Request
Please determine how many lines of the material include the word "Order", and respond with nothing but that number.

Source material
—————

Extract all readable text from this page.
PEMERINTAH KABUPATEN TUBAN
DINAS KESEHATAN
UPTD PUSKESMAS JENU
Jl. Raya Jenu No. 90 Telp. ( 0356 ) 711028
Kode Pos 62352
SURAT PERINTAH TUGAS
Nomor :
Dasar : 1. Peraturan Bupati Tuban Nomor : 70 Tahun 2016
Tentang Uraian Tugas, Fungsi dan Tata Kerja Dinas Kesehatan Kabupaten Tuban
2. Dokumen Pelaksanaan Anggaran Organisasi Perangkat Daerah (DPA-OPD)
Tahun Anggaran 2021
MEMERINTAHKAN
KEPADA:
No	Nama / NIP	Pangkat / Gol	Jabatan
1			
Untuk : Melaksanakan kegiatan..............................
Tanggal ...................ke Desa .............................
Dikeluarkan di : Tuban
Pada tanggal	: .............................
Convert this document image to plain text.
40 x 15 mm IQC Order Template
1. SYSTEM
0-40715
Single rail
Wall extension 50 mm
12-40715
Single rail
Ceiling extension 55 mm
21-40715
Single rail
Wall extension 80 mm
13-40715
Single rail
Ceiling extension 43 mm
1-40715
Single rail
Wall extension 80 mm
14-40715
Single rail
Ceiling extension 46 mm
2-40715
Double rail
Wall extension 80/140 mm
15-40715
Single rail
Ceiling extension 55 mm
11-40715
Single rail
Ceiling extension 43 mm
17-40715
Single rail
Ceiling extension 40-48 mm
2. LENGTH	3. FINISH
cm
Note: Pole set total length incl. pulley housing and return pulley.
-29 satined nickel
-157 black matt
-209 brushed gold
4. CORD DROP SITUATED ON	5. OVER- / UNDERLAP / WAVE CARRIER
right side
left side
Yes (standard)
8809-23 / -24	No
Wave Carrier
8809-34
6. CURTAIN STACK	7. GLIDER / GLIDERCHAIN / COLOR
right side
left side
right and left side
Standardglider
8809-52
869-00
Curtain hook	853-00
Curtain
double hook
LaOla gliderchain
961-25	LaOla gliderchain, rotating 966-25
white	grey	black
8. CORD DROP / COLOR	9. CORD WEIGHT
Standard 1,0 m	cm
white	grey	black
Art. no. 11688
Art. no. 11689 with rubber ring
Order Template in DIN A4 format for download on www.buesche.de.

—————

Task solution
2